→ Aim of the task
From the records below, pull each line that has "owned".

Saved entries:
════════════════════

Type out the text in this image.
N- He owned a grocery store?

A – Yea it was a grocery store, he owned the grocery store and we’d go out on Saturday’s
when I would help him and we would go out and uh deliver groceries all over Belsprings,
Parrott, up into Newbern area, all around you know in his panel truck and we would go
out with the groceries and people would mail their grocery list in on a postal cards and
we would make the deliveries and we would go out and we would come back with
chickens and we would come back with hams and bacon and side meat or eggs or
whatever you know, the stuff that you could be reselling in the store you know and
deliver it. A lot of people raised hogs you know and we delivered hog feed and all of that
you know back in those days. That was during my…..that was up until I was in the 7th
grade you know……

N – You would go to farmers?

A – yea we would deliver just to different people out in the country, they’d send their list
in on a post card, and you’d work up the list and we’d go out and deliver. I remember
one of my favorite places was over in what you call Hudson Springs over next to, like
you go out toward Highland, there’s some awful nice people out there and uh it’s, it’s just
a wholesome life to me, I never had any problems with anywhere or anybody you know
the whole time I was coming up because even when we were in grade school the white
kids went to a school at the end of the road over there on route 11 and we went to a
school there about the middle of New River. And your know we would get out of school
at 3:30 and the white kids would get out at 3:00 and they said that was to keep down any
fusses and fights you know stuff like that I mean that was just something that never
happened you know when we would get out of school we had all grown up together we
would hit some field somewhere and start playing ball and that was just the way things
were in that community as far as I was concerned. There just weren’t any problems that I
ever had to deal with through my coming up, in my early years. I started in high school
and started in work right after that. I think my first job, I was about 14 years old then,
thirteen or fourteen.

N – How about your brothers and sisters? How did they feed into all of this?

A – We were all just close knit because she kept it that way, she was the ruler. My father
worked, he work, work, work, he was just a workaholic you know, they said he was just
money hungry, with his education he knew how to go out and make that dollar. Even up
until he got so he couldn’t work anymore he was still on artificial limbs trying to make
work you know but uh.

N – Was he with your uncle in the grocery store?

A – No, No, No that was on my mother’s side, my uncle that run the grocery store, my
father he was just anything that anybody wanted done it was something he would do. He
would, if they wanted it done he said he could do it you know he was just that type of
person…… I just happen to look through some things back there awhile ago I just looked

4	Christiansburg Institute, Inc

════════════════════

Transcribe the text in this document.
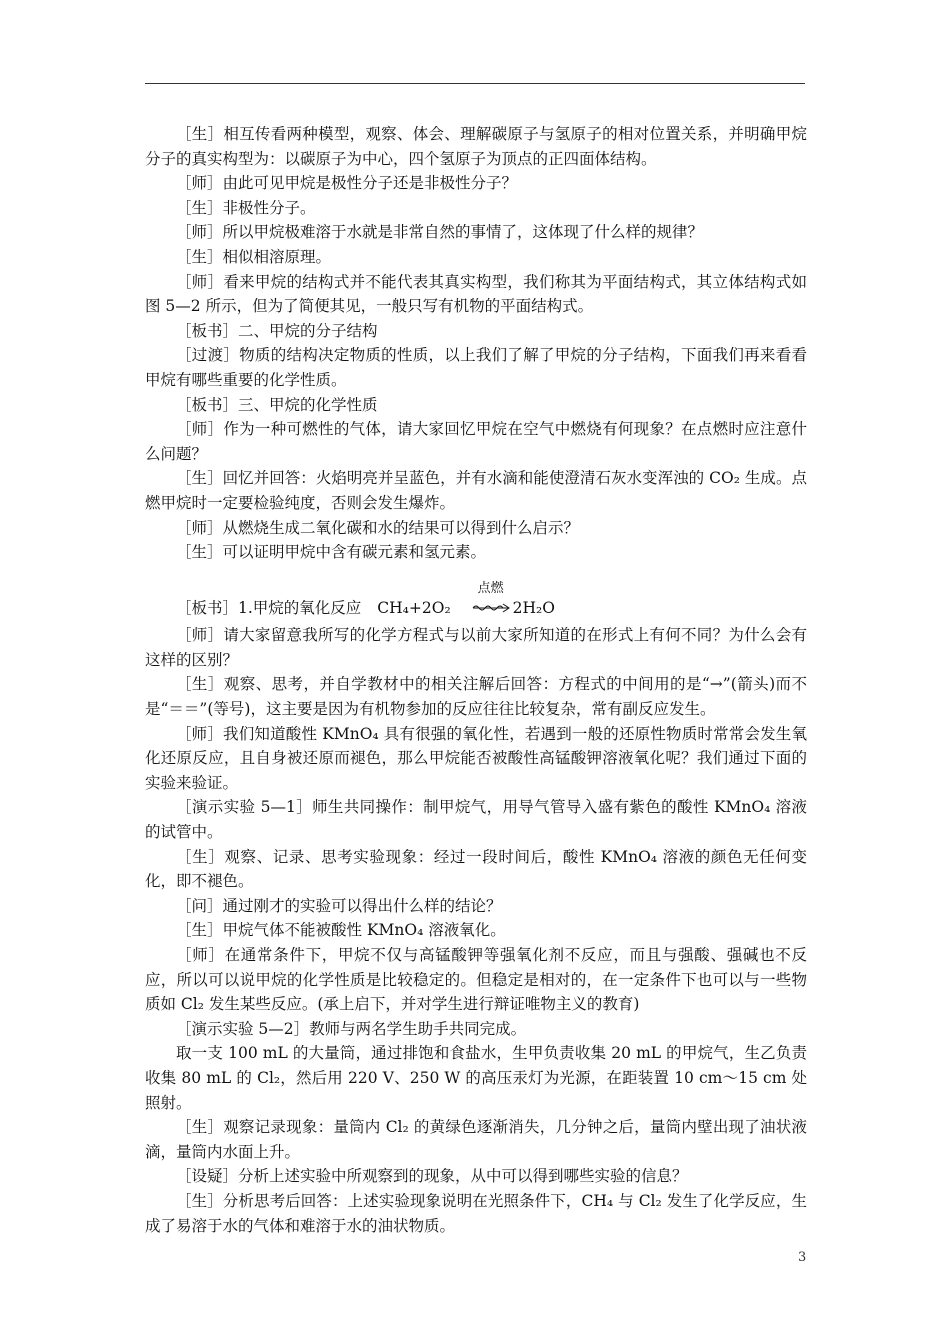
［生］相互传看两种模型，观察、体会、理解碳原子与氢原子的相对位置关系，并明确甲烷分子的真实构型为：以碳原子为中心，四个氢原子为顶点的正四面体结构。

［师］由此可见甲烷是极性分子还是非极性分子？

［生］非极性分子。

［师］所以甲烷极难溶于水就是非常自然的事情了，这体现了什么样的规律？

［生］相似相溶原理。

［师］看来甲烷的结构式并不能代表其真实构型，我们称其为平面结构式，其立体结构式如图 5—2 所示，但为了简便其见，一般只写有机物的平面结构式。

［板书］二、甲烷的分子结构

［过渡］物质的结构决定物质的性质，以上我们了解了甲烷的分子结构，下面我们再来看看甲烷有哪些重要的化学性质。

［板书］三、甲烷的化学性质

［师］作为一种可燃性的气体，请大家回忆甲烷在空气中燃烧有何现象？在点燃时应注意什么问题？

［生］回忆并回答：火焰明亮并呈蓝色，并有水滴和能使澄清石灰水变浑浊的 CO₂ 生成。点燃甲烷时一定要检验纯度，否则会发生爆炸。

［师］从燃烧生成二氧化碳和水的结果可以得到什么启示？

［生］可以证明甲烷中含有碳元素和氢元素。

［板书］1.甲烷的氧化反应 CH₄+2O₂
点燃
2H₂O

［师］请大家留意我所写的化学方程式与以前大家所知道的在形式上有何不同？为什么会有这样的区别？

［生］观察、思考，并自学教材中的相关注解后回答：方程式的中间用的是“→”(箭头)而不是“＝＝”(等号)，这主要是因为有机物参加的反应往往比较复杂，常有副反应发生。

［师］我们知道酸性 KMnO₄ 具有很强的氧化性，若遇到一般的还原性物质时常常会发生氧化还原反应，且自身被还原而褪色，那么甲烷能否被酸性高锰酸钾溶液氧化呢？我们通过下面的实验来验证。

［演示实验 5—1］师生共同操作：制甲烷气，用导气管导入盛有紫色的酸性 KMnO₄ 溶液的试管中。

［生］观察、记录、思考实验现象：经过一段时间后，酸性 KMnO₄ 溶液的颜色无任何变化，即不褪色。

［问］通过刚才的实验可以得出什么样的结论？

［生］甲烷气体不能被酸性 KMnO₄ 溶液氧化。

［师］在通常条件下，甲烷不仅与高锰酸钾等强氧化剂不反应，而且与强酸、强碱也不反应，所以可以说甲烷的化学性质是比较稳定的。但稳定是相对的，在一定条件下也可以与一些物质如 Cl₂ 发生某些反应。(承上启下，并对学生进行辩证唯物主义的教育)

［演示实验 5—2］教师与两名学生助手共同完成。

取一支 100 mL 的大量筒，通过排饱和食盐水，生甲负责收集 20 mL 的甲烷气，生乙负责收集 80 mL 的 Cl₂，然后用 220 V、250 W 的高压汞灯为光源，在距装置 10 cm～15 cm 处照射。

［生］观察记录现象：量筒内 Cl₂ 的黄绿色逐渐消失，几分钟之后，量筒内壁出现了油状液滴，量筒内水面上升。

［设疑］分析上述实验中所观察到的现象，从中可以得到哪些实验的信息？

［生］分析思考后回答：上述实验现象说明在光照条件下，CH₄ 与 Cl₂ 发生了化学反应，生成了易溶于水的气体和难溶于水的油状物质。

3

════════════════════

→ Result of the task
N- He owned a grocery store?
A – Yea it was a grocery store, he owned the grocery store and we’d go out on Saturday’s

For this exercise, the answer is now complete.